### Task inputs
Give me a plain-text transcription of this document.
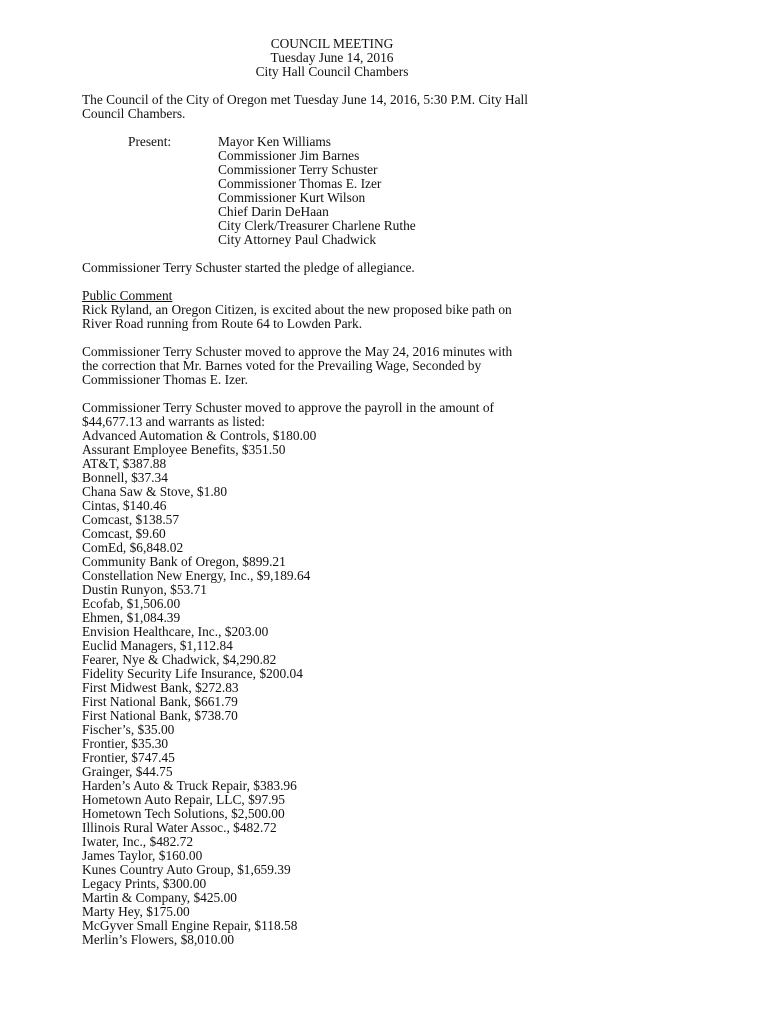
COUNCIL MEETING
Tuesday June 14, 2016
City Hall Council Chambers
The Council of the City of Oregon met Tuesday June 14, 2016, 5:30 P.M. City Hall
Council Chambers.
Present:	Mayor Ken Williams
Commissioner Jim Barnes
Commissioner Terry Schuster
Commissioner Thomas E. Izer
Commissioner Kurt Wilson
Chief Darin DeHaan
City Clerk/Treasurer Charlene Ruthe
City Attorney Paul Chadwick
Commissioner Terry Schuster started the pledge of allegiance.
Public Comment
Rick Ryland, an Oregon Citizen, is excited about the new proposed bike path on
River Road running from Route 64 to Lowden Park.
Commissioner Terry Schuster moved to approve the May 24, 2016 minutes with
the correction that Mr. Barnes voted for the Prevailing Wage, Seconded by
Commissioner Thomas E. Izer.
Commissioner Terry Schuster moved to approve the payroll in the amount of
$44,677.13 and warrants as listed:
Advanced Automation & Controls, $180.00
Assurant Employee Benefits, $351.50
AT&T, $387.88
Bonnell, $37.34
Chana Saw & Stove, $1.80
Cintas, $140.46
Comcast, $138.57
Comcast, $9.60
ComEd, $6,848.02
Community Bank of Oregon, $899.21
Constellation New Energy, Inc., $9,189.64
Dustin Runyon, $53.71
Ecofab, $1,506.00
Ehmen, $1,084.39
Envision Healthcare, Inc., $203.00
Euclid Managers, $1,112.84
Fearer, Nye & Chadwick, $4,290.82
Fidelity Security Life Insurance, $200.04
First Midwest Bank, $272.83
First National Bank, $661.79
First National Bank, $738.70
Fischer’s, $35.00
Frontier, $35.30
Frontier, $747.45
Grainger, $44.75
Harden’s Auto & Truck Repair, $383.96
Hometown Auto Repair, LLC, $97.95
Hometown Tech Solutions, $2,500.00
Illinois Rural Water Assoc., $482.72
Iwater, Inc., $482.72
James Taylor, $160.00
Kunes Country Auto Group, $1,659.39
Legacy Prints, $300.00
Martin & Company, $425.00
Marty Hey, $175.00
McGyver Small Engine Repair, $118.58
Merlin’s Flowers, $8,010.00
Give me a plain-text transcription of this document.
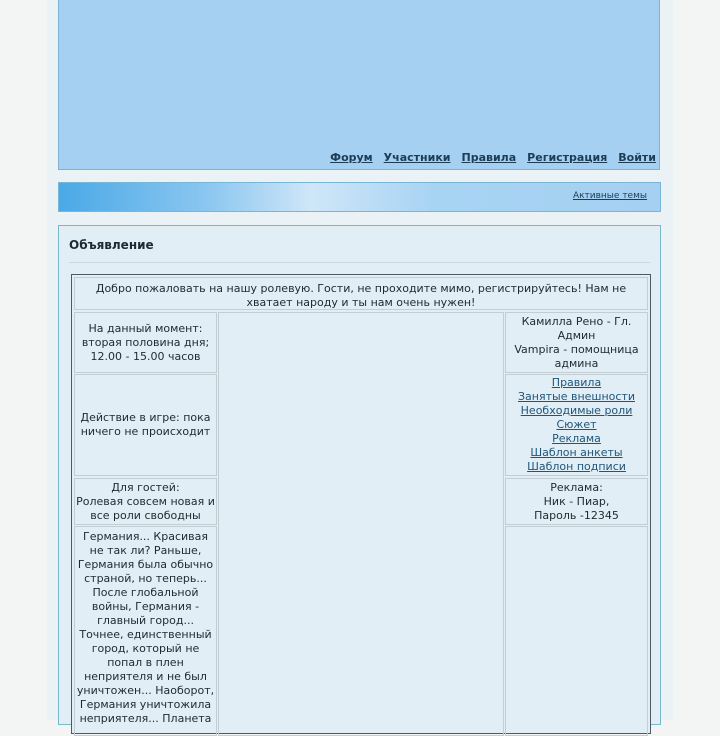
Форум Участники Правила Регистрация Войти
Активные темы
Объявление
Добро пожаловать на нашу ролевую. Гости, не проходите мимо, регистрируйтесь! Нам не хватает народу и ты нам очень нужен!
На данный момент:
вторая половина дня;
12.00 - 15.00 часов
Действие в игре: пока
ничего не происходит
Для гостей:
Ролевая совсем новая и
все роли свободны
Германия... Красивая
не так ли? Раньше,
Германия была обычно
страной, но теперь...
После глобальной
войны, Германия -
главный город...
Точнее, единственный
город, который не
попал в плен
неприятеля и не был
уничтожен... Наоборот,
Германия уничтожила
неприятеля... Планета
Камилла Рено - Гл.
Админ
Vampira - помощница
админа
Правила
Занятые внешности
Необходимые роли
Сюжет
Реклама
Шаблон анкеты
Шаблон подписи
Реклама:
Ник - Пиар,
Пароль -12345
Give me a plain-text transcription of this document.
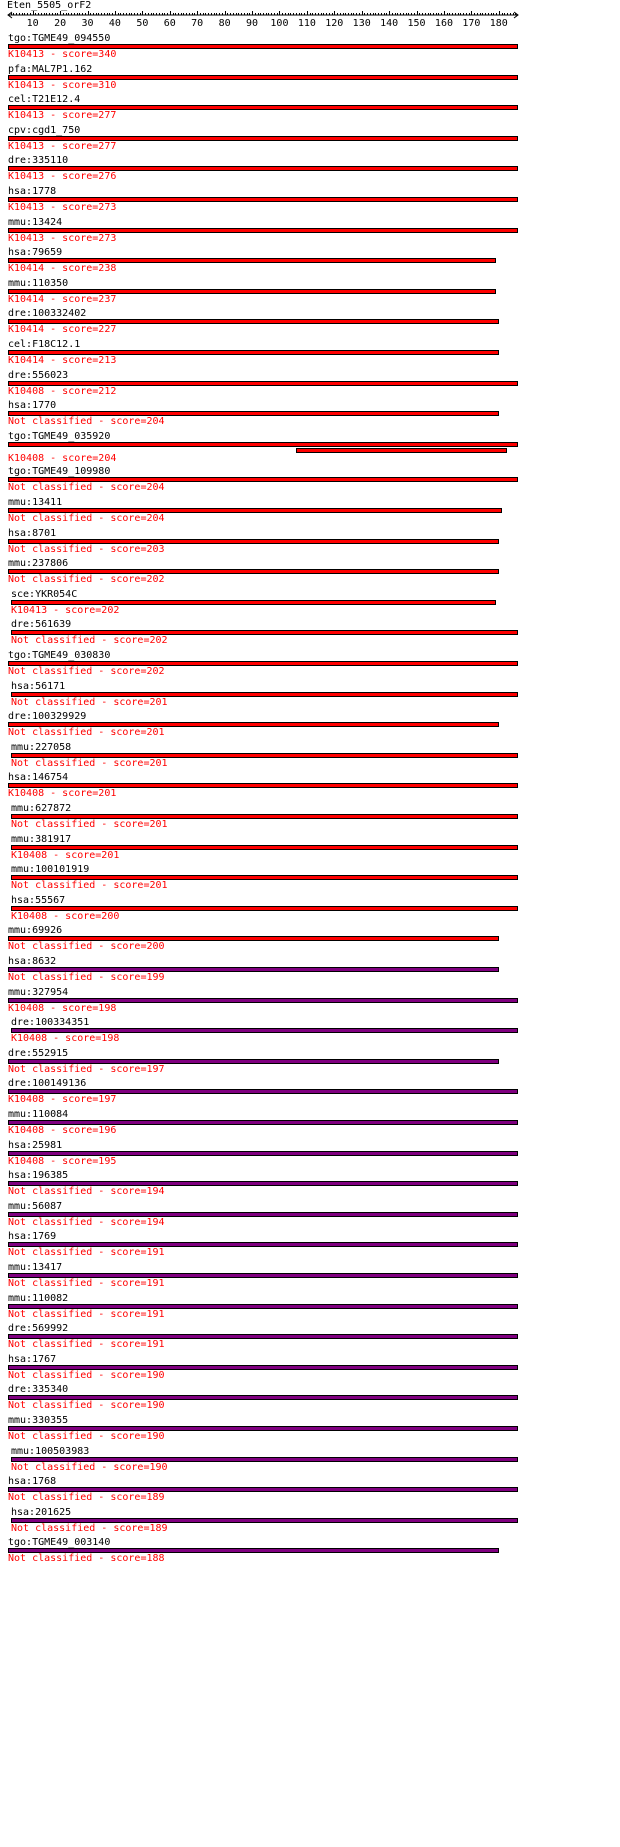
Eten_5505_orF2
10 20 30 40 50 60 70 80 90 100 110 120 130 140 150 160 170 180
tgo:TGME49_094550
K10413 - score=340
pfa:MAL7P1.162
K10413 - score=310
cel:T21E12.4
K10413 - score=277
cpv:cgd1_750
K10413 - score=277
dre:335110
K10413 - score=276
hsa:1778
K10413 - score=273
mmu:13424
K10413 - score=273
hsa:79659
K10414 - score=238
mmu:110350
K10414 - score=237
dre:100332402
K10414 - score=227
cel:F18C12.1
K10414 - score=213
dre:556023
K10408 - score=212
hsa:1770
Not classified - score=204
tgo:TGME49_035920
K10408 - score=204
tgo:TGME49_109980
Not classified - score=204
mmu:13411
Not classified - score=204
hsa:8701
Not classified - score=203
mmu:237806
Not classified - score=202
sce:YKR054C
K10413 - score=202
dre:561639
Not classified - score=202
tgo:TGME49_030830
Not classified - score=202
hsa:56171
Not classified - score=201
dre:100329929
Not classified - score=201
mmu:227058
Not classified - score=201
hsa:146754
K10408 - score=201
mmu:627872
Not classified - score=201
mmu:381917
K10408 - score=201
mmu:100101919
Not classified - score=201
hsa:55567
K10408 - score=200
mmu:69926
Not classified - score=200
hsa:8632
Not classified - score=199
mmu:327954
K10408 - score=198
dre:100334351
K10408 - score=198
dre:552915
Not classified - score=197
dre:100149136
K10408 - score=197
mmu:110084
K10408 - score=196
hsa:25981
K10408 - score=195
hsa:196385
Not classified - score=194
mmu:56087
Not classified - score=194
hsa:1769
Not classified - score=191
mmu:13417
Not classified - score=191
mmu:110082
Not classified - score=191
dre:569992
Not classified - score=191
hsa:1767
Not classified - score=190
dre:335340
Not classified - score=190
mmu:330355
Not classified - score=190
mmu:100503983
Not classified - score=190
hsa:1768
Not classified - score=189
hsa:201625
Not classified - score=189
tgo:TGME49_003140
Not classified - score=188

### Given request
Without including the pictures, return each record above exactly as it stands.

### Result
Give me a plain-text transcription of this document.
COUNCIL MEETING
Tuesday June 14, 2016
City Hall Council Chambers
The Council of the City of Oregon met Tuesday June 14, 2016, 5:30 P.M. City Hall
Council Chambers.
Present:	Mayor Ken Williams
Commissioner Jim Barnes
Commissioner Terry Schuster
Commissioner Thomas E. Izer
Commissioner Kurt Wilson
Chief Darin DeHaan
City Clerk/Treasurer Charlene Ruthe
City Attorney Paul Chadwick
Commissioner Terry Schuster started the pledge of allegiance.
Public Comment
Rick Ryland, an Oregon Citizen, is excited about the new proposed bike path on
River Road running from Route 64 to Lowden Park.
Commissioner Terry Schuster moved to approve the May 24, 2016 minutes with
the correction that Mr. Barnes voted for the Prevailing Wage, Seconded by
Commissioner Thomas E. Izer.
Commissioner Terry Schuster moved to approve the payroll in the amount of
$44,677.13 and warrants as listed:
Advanced Automation & Controls, $180.00
Assurant Employee Benefits, $351.50
AT&T, $387.88
Bonnell, $37.34
Chana Saw & Stove, $1.80
Cintas, $140.46
Comcast, $138.57
Comcast, $9.60
ComEd, $6,848.02
Community Bank of Oregon, $899.21
Constellation New Energy, Inc., $9,189.64
Dustin Runyon, $53.71
Ecofab, $1,506.00
Ehmen, $1,084.39
Envision Healthcare, Inc., $203.00
Euclid Managers, $1,112.84
Fearer, Nye & Chadwick, $4,290.82
Fidelity Security Life Insurance, $200.04
First Midwest Bank, $272.83
First National Bank, $661.79
First National Bank, $738.70
Fischer’s, $35.00
Frontier, $35.30
Frontier, $747.45
Grainger, $44.75
Harden’s Auto & Truck Repair, $383.96
Hometown Auto Repair, LLC, $97.95
Hometown Tech Solutions, $2,500.00
Illinois Rural Water Assoc., $482.72
Iwater, Inc., $482.72
James Taylor, $160.00
Kunes Country Auto Group, $1,659.39
Legacy Prints, $300.00
Martin & Company, $425.00
Marty Hey, $175.00
McGyver Small Engine Repair, $118.58
Merlin’s Flowers, $8,010.00
Give me a plain-text transcription of this document.
Форум Участники Правила Регистрация Войти
Активные темы
Объявление
Добро пожаловать на нашу ролевую. Гости, не проходите мимо, регистрируйтесь! Нам не хватает народу и ты нам очень нужен!
На данный момент:
вторая половина дня;
12.00 - 15.00 часов
Действие в игре: пока
ничего не происходит
Для гостей:
Ролевая совсем новая и
все роли свободны
Германия... Красивая
не так ли? Раньше,
Германия была обычно
страной, но теперь...
После глобальной
войны, Германия -
главный город...
Точнее, единственный
город, который не
попал в плен
неприятеля и не был
уничтожен... Наоборот,
Германия уничтожила
неприятеля... Планета
Камилла Рено - Гл.
Админ
Vampira - помощница
админа
Правила
Занятые внешности
Необходимые роли
Сюжет
Реклама
Шаблон анкеты
Шаблон подписи
Реклама:
Ник - Пиар,
Пароль -12345
Give me a plain-text transcription of this document.
Eten_5505_orF2
10 20 30 40 50 60 70 80 90 100 110 120 130 140 150 160 170 180
tgo:TGME49_094550
K10413 - score=340
pfa:MAL7P1.162
K10413 - score=310
cel:T21E12.4
K10413 - score=277
cpv:cgd1_750
K10413 - score=277
dre:335110
K10413 - score=276
hsa:1778
K10413 - score=273
mmu:13424
K10413 - score=273
hsa:79659
K10414 - score=238
mmu:110350
K10414 - score=237
dre:100332402
K10414 - score=227
cel:F18C12.1
K10414 - score=213
dre:556023
K10408 - score=212
hsa:1770
Not classified - score=204
tgo:TGME49_035920
K10408 - score=204
tgo:TGME49_109980
Not classified - score=204
mmu:13411
Not classified - score=204
hsa:8701
Not classified - score=203
mmu:237806
Not classified - score=202
sce:YKR054C
K10413 - score=202
dre:561639
Not classified - score=202
tgo:TGME49_030830
Not classified - score=202
hsa:56171
Not classified - score=201
dre:100329929
Not classified - score=201
mmu:227058
Not classified - score=201
hsa:146754
K10408 - score=201
mmu:627872
Not classified - score=201
mmu:381917
K10408 - score=201
mmu:100101919
Not classified - score=201
hsa:55567
K10408 - score=200
mmu:69926
Not classified - score=200
hsa:8632
Not classified - score=199
mmu:327954
K10408 - score=198
dre:100334351
K10408 - score=198
dre:552915
Not classified - score=197
dre:100149136
K10408 - score=197
mmu:110084
K10408 - score=196
hsa:25981
K10408 - score=195
hsa:196385
Not classified - score=194
mmu:56087
Not classified - score=194
hsa:1769
Not classified - score=191
mmu:13417
Not classified - score=191
mmu:110082
Not classified - score=191
dre:569992
Not classified - score=191
hsa:1767
Not classified - score=190
dre:335340
Not classified - score=190
mmu:330355
Not classified - score=190
mmu:100503983
Not classified - score=190
hsa:1768
Not classified - score=189
hsa:201625
Not classified - score=189
tgo:TGME49_003140
Not classified - score=188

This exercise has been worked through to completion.